## DIRECTIONS FOR THIS TASK
Copy out each line below exactly as it appears.

## TASK INPUT
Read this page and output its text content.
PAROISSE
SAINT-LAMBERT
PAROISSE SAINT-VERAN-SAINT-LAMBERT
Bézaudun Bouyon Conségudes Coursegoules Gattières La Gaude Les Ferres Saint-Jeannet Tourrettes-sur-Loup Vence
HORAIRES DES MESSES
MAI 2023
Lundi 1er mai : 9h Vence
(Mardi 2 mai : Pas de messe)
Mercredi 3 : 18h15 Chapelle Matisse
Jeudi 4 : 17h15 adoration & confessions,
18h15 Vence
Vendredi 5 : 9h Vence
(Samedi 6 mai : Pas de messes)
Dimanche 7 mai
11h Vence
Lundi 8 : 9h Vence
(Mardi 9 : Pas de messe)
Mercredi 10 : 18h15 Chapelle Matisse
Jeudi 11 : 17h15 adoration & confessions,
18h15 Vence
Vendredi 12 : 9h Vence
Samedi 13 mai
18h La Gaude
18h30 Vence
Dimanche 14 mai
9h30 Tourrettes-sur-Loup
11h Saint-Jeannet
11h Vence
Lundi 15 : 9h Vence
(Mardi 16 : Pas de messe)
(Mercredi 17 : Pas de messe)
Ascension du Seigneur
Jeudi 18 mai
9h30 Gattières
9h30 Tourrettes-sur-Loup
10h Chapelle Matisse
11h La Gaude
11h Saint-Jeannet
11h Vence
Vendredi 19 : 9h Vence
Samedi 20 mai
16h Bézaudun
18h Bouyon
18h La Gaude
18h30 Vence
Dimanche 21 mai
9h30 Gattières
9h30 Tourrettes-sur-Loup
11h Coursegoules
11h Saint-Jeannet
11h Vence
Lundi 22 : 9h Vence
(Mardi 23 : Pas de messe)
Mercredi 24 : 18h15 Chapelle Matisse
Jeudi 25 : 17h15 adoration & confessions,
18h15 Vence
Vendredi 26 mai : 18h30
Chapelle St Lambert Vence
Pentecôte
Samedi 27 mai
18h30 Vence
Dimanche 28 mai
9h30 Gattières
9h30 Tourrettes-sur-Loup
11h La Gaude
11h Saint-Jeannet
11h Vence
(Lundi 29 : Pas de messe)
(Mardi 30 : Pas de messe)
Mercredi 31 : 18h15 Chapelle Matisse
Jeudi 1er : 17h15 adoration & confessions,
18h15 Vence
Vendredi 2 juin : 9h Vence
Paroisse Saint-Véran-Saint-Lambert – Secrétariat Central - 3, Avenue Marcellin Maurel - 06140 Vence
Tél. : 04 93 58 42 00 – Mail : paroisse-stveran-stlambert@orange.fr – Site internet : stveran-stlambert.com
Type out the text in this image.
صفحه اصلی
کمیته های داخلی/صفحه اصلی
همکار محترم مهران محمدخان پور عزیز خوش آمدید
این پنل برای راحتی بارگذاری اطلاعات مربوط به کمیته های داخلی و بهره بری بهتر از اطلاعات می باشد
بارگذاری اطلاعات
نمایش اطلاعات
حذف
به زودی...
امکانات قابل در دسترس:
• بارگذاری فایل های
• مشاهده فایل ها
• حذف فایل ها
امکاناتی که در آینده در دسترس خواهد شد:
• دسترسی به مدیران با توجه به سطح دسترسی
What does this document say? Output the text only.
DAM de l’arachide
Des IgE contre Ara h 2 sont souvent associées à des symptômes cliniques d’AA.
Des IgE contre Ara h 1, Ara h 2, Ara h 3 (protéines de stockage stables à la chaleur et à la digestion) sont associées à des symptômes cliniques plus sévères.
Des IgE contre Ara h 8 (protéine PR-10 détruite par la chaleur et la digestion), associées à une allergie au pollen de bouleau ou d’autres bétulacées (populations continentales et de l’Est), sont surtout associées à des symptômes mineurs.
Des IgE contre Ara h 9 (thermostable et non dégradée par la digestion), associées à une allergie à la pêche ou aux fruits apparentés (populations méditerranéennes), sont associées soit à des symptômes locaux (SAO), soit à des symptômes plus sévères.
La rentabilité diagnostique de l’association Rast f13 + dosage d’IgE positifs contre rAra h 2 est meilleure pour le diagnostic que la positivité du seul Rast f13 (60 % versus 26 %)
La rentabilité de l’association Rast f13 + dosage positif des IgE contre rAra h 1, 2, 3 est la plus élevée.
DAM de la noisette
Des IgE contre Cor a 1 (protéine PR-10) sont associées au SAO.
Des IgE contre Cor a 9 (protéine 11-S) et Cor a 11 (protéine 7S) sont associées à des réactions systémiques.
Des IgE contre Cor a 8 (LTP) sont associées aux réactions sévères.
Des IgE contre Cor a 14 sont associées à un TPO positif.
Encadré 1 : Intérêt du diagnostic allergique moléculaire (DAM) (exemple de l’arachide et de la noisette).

## REPLY TO THE TASK
Read this page and output its text content.
PAROISSE
SAINT-LAMBERT
PAROISSE SAINT-VERAN-SAINT-LAMBERT
Bézaudun Bouyon Conségudes Coursegoules Gattières La Gaude Les Ferres Saint-Jeannet Tourrettes-sur-Loup Vence
HORAIRES DES MESSES
MAI 2023
Lundi 1er mai : 9h Vence
(Mardi 2 mai : Pas de messe)
Mercredi 3 : 18h15 Chapelle Matisse
Jeudi 4 : 17h15 adoration & confessions,
18h15 Vence
Vendredi 5 : 9h Vence
(Samedi 6 mai : Pas de messes)
Dimanche 7 mai
11h Vence
Lundi 8 : 9h Vence
(Mardi 9 : Pas de messe)
Mercredi 10 : 18h15 Chapelle Matisse
Jeudi 11 : 17h15 adoration & confessions,
18h15 Vence
Vendredi 12 : 9h Vence
Samedi 13 mai
18h La Gaude
18h30 Vence
Dimanche 14 mai
9h30 Tourrettes-sur-Loup
11h Saint-Jeannet
11h Vence
Lundi 15 : 9h Vence
(Mardi 16 : Pas de messe)
(Mercredi 17 : Pas de messe)
Ascension du Seigneur
Jeudi 18 mai
9h30 Gattières
9h30 Tourrettes-sur-Loup
10h Chapelle Matisse
11h La Gaude
11h Saint-Jeannet
11h Vence
Vendredi 19 : 9h Vence
Samedi 20 mai
16h Bézaudun
18h Bouyon
18h La Gaude
18h30 Vence
Dimanche 21 mai
9h30 Gattières
9h30 Tourrettes-sur-Loup
11h Coursegoules
11h Saint-Jeannet
11h Vence
Lundi 22 : 9h Vence
(Mardi 23 : Pas de messe)
Mercredi 24 : 18h15 Chapelle Matisse
Jeudi 25 : 17h15 adoration & confessions,
18h15 Vence
Vendredi 26 mai : 18h30
Chapelle St Lambert Vence
Pentecôte
Samedi 27 mai
18h30 Vence
Dimanche 28 mai
9h30 Gattières
9h30 Tourrettes-sur-Loup
11h La Gaude
11h Saint-Jeannet
11h Vence
(Lundi 29 : Pas de messe)
(Mardi 30 : Pas de messe)
Mercredi 31 : 18h15 Chapelle Matisse
Jeudi 1er : 17h15 adoration & confessions,
18h15 Vence
Vendredi 2 juin : 9h Vence
Paroisse Saint-Véran-Saint-Lambert – Secrétariat Central - 3, Avenue Marcellin Maurel - 06140 Vence
Tél. : 04 93 58 42 00 – Mail : paroisse-stveran-stlambert@orange.fr – Site internet : stveran-stlambert.com
Type out the text in this image.
صفحه اصلی
کمیته های داخلی/صفحه اصلی
همکار محترم مهران محمدخان پور عزیز خوش آمدید
این پنل برای راحتی بارگذاری اطلاعات مربوط به کمیته های داخلی و بهره بری بهتر از اطلاعات می باشد
بارگذاری اطلاعات
نمایش اطلاعات
حذف
به زودی...
امکانات قابل در دسترس:
• بارگذاری فایل های
• مشاهده فایل ها
• حذف فایل ها
امکاناتی که در آینده در دسترس خواهد شد:
• دسترسی به مدیران با توجه به سطح دسترسی
What does this document say? Output the text only.
DAM de l’arachide
Des IgE contre Ara h 2 sont souvent associées à des symptômes cliniques d’AA.
Des IgE contre Ara h 1, Ara h 2, Ara h 3 (protéines de stockage stables à la chaleur et à la digestion) sont associées à des symptômes cliniques plus sévères.
Des IgE contre Ara h 8 (protéine PR-10 détruite par la chaleur et la digestion), associées à une allergie au pollen de bouleau ou d’autres bétulacées (populations continentales et de l’Est), sont surtout associées à des symptômes mineurs.
Des IgE contre Ara h 9 (thermostable et non dégradée par la digestion), associées à une allergie à la pêche ou aux fruits apparentés (populations méditerranéennes), sont associées soit à des symptômes locaux (SAO), soit à des symptômes plus sévères.
La rentabilité diagnostique de l’association Rast f13 + dosage d’IgE positifs contre rAra h 2 est meilleure pour le diagnostic que la positivité du seul Rast f13 (60 % versus 26 %)
La rentabilité de l’association Rast f13 + dosage positif des IgE contre rAra h 1, 2, 3 est la plus élevée.
DAM de la noisette
Des IgE contre Cor a 1 (protéine PR-10) sont associées au SAO.
Des IgE contre Cor a 9 (protéine 11-S) et Cor a 11 (protéine 7S) sont associées à des réactions systémiques.
Des IgE contre Cor a 8 (LTP) sont associées aux réactions sévères.
Des IgE contre Cor a 14 sont associées à un TPO positif.
Encadré 1 : Intérêt du diagnostic allergique moléculaire (DAM) (exemple de l’arachide et de la noisette).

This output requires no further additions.